### INSTRUCTION:
Will you quote all of the entries, word for word?

### INFORMATION SUPPLIED:
■ ■ ■

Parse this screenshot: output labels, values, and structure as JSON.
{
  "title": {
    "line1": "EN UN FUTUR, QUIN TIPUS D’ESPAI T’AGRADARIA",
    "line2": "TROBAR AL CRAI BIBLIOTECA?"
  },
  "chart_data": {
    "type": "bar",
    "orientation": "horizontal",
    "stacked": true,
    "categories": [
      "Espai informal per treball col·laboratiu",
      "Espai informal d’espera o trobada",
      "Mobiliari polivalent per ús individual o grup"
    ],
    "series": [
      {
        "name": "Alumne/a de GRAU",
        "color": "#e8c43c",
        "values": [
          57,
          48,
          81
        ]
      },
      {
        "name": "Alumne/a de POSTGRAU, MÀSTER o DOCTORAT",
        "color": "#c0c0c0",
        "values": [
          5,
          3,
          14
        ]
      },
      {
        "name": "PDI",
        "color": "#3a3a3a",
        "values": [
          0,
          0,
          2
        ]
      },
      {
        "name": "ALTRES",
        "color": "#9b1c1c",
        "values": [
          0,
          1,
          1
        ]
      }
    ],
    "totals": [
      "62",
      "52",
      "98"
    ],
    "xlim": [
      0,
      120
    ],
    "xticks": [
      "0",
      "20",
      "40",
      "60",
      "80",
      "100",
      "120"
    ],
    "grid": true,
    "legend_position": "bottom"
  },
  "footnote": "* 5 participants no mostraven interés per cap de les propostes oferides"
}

■ ■ ■

### SOLUTION FOR THIS TASK:
Parse this screenshot: output labels, values, and structure as JSON.
{
  "title": {
    "line1": "EN UN FUTUR, QUIN TIPUS D’ESPAI T’AGRADARIA",
    "line2": "TROBAR AL CRAI BIBLIOTECA?"
  },
  "chart_data": {
    "type": "bar",
    "orientation": "horizontal",
    "stacked": true,
    "categories": [
      "Espai informal per treball col·laboratiu",
      "Espai informal d’espera o trobada",
      "Mobiliari polivalent per ús individual o grup"
    ],
    "series": [
      {
        "name": "Alumne/a de GRAU",
        "color": "#e8c43c",
        "values": [
          57,
          48,
          81
        ]
      },
      {
        "name": "Alumne/a de POSTGRAU, MÀSTER o DOCTORAT",
        "color": "#c0c0c0",
        "values": [
          5,
          3,
          14
        ]
      },
      {
        "name": "PDI",
        "color": "#3a3a3a",
        "values": [
          0,
          0,
          2
        ]
      },
      {
        "name": "ALTRES",
        "color": "#9b1c1c",
        "values": [
          0,
          1,
          1
        ]
      }
    ],
    "totals": [
      "62",
      "52",
      "98"
    ],
    "xlim": [
      0,
      120
    ],
    "xticks": [
      "0",
      "20",
      "40",
      "60",
      "80",
      "100",
      "120"
    ],
    "grid": true,
    "legend_position": "bottom"
  },
  "footnote": "* 5 participants no mostraven interés per cap de les propostes oferides"
}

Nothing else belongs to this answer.